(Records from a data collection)

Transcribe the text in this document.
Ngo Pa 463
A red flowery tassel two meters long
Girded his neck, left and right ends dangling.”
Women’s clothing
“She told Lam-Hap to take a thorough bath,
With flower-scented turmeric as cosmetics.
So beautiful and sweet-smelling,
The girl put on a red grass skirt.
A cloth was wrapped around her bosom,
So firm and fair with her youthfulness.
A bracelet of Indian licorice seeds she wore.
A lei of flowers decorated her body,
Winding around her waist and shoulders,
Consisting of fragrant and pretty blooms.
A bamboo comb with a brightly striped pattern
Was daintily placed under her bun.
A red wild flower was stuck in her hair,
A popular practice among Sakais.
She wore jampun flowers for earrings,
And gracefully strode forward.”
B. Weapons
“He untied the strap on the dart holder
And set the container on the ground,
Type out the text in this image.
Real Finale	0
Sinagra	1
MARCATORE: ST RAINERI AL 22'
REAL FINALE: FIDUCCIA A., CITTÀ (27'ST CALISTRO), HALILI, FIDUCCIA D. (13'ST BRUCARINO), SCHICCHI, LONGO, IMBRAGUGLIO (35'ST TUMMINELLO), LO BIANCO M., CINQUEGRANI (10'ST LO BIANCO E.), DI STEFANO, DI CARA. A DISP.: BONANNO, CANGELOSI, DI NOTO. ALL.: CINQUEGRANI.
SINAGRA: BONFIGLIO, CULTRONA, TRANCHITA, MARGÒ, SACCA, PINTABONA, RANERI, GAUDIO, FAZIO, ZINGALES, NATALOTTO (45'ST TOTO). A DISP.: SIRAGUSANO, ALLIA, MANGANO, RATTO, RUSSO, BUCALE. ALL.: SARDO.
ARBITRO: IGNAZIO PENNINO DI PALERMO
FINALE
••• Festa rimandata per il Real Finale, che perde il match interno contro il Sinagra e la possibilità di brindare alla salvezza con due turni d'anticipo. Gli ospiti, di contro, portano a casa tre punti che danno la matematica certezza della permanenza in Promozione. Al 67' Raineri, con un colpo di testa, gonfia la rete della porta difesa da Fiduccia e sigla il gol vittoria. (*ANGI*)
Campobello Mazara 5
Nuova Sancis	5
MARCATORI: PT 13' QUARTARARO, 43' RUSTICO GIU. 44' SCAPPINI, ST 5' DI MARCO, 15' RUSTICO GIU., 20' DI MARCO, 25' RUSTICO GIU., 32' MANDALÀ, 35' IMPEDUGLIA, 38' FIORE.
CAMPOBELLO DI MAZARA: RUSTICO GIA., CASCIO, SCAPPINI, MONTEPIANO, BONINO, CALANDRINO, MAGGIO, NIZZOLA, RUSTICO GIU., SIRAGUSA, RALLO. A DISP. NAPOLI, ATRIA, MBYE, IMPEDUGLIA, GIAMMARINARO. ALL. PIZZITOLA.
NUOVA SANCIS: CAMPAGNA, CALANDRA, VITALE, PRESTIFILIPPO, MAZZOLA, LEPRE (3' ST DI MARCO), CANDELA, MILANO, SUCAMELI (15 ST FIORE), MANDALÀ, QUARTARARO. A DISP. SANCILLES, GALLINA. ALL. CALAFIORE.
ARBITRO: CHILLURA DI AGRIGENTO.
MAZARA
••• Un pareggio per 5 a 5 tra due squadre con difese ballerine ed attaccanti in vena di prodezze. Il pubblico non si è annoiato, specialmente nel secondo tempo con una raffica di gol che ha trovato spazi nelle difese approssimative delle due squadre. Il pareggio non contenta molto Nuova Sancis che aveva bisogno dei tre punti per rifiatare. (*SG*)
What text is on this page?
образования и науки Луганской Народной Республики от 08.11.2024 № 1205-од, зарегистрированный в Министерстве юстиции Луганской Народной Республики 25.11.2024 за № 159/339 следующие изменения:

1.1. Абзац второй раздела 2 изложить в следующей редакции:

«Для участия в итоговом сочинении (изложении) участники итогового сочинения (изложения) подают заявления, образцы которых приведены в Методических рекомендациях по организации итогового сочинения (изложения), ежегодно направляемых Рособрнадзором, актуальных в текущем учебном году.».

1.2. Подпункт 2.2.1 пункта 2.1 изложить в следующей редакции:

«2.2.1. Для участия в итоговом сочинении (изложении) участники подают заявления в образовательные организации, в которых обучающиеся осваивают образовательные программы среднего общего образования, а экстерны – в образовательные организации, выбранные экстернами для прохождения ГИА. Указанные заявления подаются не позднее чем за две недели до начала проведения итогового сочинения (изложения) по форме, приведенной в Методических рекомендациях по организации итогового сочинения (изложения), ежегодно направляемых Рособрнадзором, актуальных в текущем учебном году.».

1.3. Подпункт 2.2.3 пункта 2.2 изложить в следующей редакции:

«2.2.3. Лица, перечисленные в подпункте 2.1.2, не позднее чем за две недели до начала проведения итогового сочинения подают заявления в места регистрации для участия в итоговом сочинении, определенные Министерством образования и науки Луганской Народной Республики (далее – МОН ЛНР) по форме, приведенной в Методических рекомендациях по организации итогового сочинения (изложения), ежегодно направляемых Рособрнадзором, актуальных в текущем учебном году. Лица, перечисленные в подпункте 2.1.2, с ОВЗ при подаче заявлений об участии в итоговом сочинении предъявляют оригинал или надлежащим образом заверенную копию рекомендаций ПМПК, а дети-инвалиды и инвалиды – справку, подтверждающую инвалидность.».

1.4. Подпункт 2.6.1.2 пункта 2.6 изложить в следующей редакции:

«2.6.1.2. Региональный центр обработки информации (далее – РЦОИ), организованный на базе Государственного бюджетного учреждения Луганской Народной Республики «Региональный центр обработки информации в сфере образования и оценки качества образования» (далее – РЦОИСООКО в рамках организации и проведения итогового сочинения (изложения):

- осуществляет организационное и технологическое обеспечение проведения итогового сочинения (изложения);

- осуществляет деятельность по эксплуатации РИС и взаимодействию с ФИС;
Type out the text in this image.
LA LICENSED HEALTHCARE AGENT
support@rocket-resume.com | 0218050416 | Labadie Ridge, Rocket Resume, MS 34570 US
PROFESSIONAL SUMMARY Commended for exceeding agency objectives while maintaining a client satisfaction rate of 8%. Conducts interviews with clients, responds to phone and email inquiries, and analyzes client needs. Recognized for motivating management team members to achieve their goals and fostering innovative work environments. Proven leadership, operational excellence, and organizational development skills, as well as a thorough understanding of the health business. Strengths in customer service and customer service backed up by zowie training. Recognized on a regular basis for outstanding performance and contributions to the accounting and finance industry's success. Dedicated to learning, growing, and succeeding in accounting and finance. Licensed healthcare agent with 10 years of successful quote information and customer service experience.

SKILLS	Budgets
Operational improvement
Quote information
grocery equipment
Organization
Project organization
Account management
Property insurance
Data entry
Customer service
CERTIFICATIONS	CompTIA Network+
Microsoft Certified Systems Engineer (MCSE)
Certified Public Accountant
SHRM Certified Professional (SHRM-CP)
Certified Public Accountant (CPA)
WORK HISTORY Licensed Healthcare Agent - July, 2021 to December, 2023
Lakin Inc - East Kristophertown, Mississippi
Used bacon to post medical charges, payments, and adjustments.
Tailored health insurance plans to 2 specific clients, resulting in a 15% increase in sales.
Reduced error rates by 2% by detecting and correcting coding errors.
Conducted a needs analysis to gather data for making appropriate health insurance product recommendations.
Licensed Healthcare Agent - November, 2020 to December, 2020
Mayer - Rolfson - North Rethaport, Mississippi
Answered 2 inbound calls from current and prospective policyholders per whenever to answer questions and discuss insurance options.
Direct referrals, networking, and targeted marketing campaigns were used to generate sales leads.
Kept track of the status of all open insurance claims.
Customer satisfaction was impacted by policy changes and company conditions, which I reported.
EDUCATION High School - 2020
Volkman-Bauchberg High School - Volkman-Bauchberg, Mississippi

:: Challenge ::
Please give back all of the records exactly as written.

:: Correct output ::
Transcribe the text in this document.
Ngo Pa 463
A red flowery tassel two meters long
Girded his neck, left and right ends dangling.”
Women’s clothing
“She told Lam-Hap to take a thorough bath,
With flower-scented turmeric as cosmetics.
So beautiful and sweet-smelling,
The girl put on a red grass skirt.
A cloth was wrapped around her bosom,
So firm and fair with her youthfulness.
A bracelet of Indian licorice seeds she wore.
A lei of flowers decorated her body,
Winding around her waist and shoulders,
Consisting of fragrant and pretty blooms.
A bamboo comb with a brightly striped pattern
Was daintily placed under her bun.
A red wild flower was stuck in her hair,
A popular practice among Sakais.
She wore jampun flowers for earrings,
And gracefully strode forward.”
B. Weapons
“He untied the strap on the dart holder
And set the container on the ground,
Type out the text in this image.
Real Finale	0
Sinagra	1
MARCATORE: ST RAINERI AL 22'
REAL FINALE: FIDUCCIA A., CITTÀ (27'ST CALISTRO), HALILI, FIDUCCIA D. (13'ST BRUCARINO), SCHICCHI, LONGO, IMBRAGUGLIO (35'ST TUMMINELLO), LO BIANCO M., CINQUEGRANI (10'ST LO BIANCO E.), DI STEFANO, DI CARA. A DISP.: BONANNO, CANGELOSI, DI NOTO. ALL.: CINQUEGRANI.
SINAGRA: BONFIGLIO, CULTRONA, TRANCHITA, MARGÒ, SACCA, PINTABONA, RANERI, GAUDIO, FAZIO, ZINGALES, NATALOTTO (45'ST TOTO). A DISP.: SIRAGUSANO, ALLIA, MANGANO, RATTO, RUSSO, BUCALE. ALL.: SARDO.
ARBITRO: IGNAZIO PENNINO DI PALERMO
FINALE
••• Festa rimandata per il Real Finale, che perde il match interno contro il Sinagra e la possibilità di brindare alla salvezza con due turni d'anticipo. Gli ospiti, di contro, portano a casa tre punti che danno la matematica certezza della permanenza in Promozione. Al 67' Raineri, con un colpo di testa, gonfia la rete della porta difesa da Fiduccia e sigla il gol vittoria. (*ANGI*)
Campobello Mazara 5
Nuova Sancis	5
MARCATORI: PT 13' QUARTARARO, 43' RUSTICO GIU. 44' SCAPPINI, ST 5' DI MARCO, 15' RUSTICO GIU., 20' DI MARCO, 25' RUSTICO GIU., 32' MANDALÀ, 35' IMPEDUGLIA, 38' FIORE.
CAMPOBELLO DI MAZARA: RUSTICO GIA., CASCIO, SCAPPINI, MONTEPIANO, BONINO, CALANDRINO, MAGGIO, NIZZOLA, RUSTICO GIU., SIRAGUSA, RALLO. A DISP. NAPOLI, ATRIA, MBYE, IMPEDUGLIA, GIAMMARINARO. ALL. PIZZITOLA.
NUOVA SANCIS: CAMPAGNA, CALANDRA, VITALE, PRESTIFILIPPO, MAZZOLA, LEPRE (3' ST DI MARCO), CANDELA, MILANO, SUCAMELI (15 ST FIORE), MANDALÀ, QUARTARARO. A DISP. SANCILLES, GALLINA. ALL. CALAFIORE.
ARBITRO: CHILLURA DI AGRIGENTO.
MAZARA
••• Un pareggio per 5 a 5 tra due squadre con difese ballerine ed attaccanti in vena di prodezze. Il pubblico non si è annoiato, specialmente nel secondo tempo con una raffica di gol che ha trovato spazi nelle difese approssimative delle due squadre. Il pareggio non contenta molto Nuova Sancis che aveva bisogno dei tre punti per rifiatare. (*SG*)
What text is on this page?
образования и науки Луганской Народной Республики от 08.11.2024 № 1205-од, зарегистрированный в Министерстве юстиции Луганской Народной Республики 25.11.2024 за № 159/339 следующие изменения:

1.1. Абзац второй раздела 2 изложить в следующей редакции:

«Для участия в итоговом сочинении (изложении) участники итогового сочинения (изложения) подают заявления, образцы которых приведены в Методических рекомендациях по организации итогового сочинения (изложения), ежегодно направляемых Рособрнадзором, актуальных в текущем учебном году.».

1.2. Подпункт 2.2.1 пункта 2.1 изложить в следующей редакции:

«2.2.1. Для участия в итоговом сочинении (изложении) участники подают заявления в образовательные организации, в которых обучающиеся осваивают образовательные программы среднего общего образования, а экстерны – в образовательные организации, выбранные экстернами для прохождения ГИА. Указанные заявления подаются не позднее чем за две недели до начала проведения итогового сочинения (изложения) по форме, приведенной в Методических рекомендациях по организации итогового сочинения (изложения), ежегодно направляемых Рособрнадзором, актуальных в текущем учебном году.».

1.3. Подпункт 2.2.3 пункта 2.2 изложить в следующей редакции:

«2.2.3. Лица, перечисленные в подпункте 2.1.2, не позднее чем за две недели до начала проведения итогового сочинения подают заявления в места регистрации для участия в итоговом сочинении, определенные Министерством образования и науки Луганской Народной Республики (далее – МОН ЛНР) по форме, приведенной в Методических рекомендациях по организации итогового сочинения (изложения), ежегодно направляемых Рособрнадзором, актуальных в текущем учебном году. Лица, перечисленные в подпункте 2.1.2, с ОВЗ при подаче заявлений об участии в итоговом сочинении предъявляют оригинал или надлежащим образом заверенную копию рекомендаций ПМПК, а дети-инвалиды и инвалиды – справку, подтверждающую инвалидность.».

1.4. Подпункт 2.6.1.2 пункта 2.6 изложить в следующей редакции:

«2.6.1.2. Региональный центр обработки информации (далее – РЦОИ), организованный на базе Государственного бюджетного учреждения Луганской Народной Республики «Региональный центр обработки информации в сфере образования и оценки качества образования» (далее – РЦОИСООКО в рамках организации и проведения итогового сочинения (изложения):

- осуществляет организационное и технологическое обеспечение проведения итогового сочинения (изложения);

- осуществляет деятельность по эксплуатации РИС и взаимодействию с ФИС;
Type out the text in this image.
LA LICENSED HEALTHCARE AGENT
support@rocket-resume.com | 0218050416 | Labadie Ridge, Rocket Resume, MS 34570 US
PROFESSIONAL SUMMARY Commended for exceeding agency objectives while maintaining a client satisfaction rate of 8%. Conducts interviews with clients, responds to phone and email inquiries, and analyzes client needs. Recognized for motivating management team members to achieve their goals and fostering innovative work environments. Proven leadership, operational excellence, and organizational development skills, as well as a thorough understanding of the health business. Strengths in customer service and customer service backed up by zowie training. Recognized on a regular basis for outstanding performance and contributions to the accounting and finance industry's success. Dedicated to learning, growing, and succeeding in accounting and finance. Licensed healthcare agent with 10 years of successful quote information and customer service experience.

SKILLS	Budgets
Operational improvement
Quote information
grocery equipment
Organization
Project organization
Account management
Property insurance
Data entry
Customer service
CERTIFICATIONS	CompTIA Network+
Microsoft Certified Systems Engineer (MCSE)
Certified Public Accountant
SHRM Certified Professional (SHRM-CP)
Certified Public Accountant (CPA)
WORK HISTORY Licensed Healthcare Agent - July, 2021 to December, 2023
Lakin Inc - East Kristophertown, Mississippi
Used bacon to post medical charges, payments, and adjustments.
Tailored health insurance plans to 2 specific clients, resulting in a 15% increase in sales.
Reduced error rates by 2% by detecting and correcting coding errors.
Conducted a needs analysis to gather data for making appropriate health insurance product recommendations.
Licensed Healthcare Agent - November, 2020 to December, 2020
Mayer - Rolfson - North Rethaport, Mississippi
Answered 2 inbound calls from current and prospective policyholders per whenever to answer questions and discuss insurance options.
Direct referrals, networking, and targeted marketing campaigns were used to generate sales leads.
Kept track of the status of all open insurance claims.
Customer satisfaction was impacted by policy changes and company conditions, which I reported.
EDUCATION High School - 2020
Volkman-Bauchberg High School - Volkman-Bauchberg, Mississippi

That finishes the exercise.